» Set problem:
Count the lines below that contain the word "sicherheitsgerichteten" and give only that number.

(Stored items from a collection)
◆ ◆ ◆ ◆ ◆
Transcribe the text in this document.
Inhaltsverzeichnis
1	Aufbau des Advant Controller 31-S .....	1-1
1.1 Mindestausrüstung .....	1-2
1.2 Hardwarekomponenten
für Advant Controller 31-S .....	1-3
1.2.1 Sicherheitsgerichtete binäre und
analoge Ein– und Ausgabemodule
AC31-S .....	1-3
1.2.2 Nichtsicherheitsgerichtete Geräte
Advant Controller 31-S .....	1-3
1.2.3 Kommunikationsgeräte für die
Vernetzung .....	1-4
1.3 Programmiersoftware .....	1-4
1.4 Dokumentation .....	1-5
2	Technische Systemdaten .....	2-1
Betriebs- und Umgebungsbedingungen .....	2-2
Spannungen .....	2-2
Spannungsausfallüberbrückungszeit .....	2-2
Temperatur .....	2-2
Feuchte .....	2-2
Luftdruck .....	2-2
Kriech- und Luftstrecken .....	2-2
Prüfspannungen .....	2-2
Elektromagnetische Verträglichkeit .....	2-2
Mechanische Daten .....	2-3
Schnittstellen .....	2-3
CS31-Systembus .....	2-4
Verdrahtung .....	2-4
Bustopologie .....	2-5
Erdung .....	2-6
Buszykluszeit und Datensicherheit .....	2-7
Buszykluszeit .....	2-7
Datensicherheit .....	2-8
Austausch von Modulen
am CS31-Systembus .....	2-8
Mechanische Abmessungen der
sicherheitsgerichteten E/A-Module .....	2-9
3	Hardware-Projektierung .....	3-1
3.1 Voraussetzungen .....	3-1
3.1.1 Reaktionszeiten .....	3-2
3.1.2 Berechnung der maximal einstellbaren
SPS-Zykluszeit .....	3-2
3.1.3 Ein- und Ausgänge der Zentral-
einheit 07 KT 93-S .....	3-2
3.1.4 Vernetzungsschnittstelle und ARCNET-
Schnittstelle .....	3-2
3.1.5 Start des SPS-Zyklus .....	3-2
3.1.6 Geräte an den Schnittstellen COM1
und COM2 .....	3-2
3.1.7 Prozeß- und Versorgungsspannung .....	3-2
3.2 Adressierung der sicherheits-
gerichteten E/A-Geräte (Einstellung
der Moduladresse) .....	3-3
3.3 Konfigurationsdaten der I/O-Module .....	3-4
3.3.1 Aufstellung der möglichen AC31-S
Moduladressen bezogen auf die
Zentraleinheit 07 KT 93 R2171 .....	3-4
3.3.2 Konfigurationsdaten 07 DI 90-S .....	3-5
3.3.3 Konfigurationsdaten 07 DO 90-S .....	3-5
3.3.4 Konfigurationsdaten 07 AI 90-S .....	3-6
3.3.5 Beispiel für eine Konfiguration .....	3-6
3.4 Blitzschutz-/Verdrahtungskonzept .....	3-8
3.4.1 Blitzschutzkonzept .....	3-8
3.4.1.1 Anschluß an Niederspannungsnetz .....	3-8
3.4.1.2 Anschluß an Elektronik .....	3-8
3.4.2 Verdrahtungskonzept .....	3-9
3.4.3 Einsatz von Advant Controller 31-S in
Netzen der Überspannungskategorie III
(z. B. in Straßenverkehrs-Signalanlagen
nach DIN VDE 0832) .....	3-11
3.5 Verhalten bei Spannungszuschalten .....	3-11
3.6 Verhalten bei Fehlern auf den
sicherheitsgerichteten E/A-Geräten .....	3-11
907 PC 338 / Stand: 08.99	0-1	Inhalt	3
◆ ◆ ◆ ◆ ◆
» Complete response:
2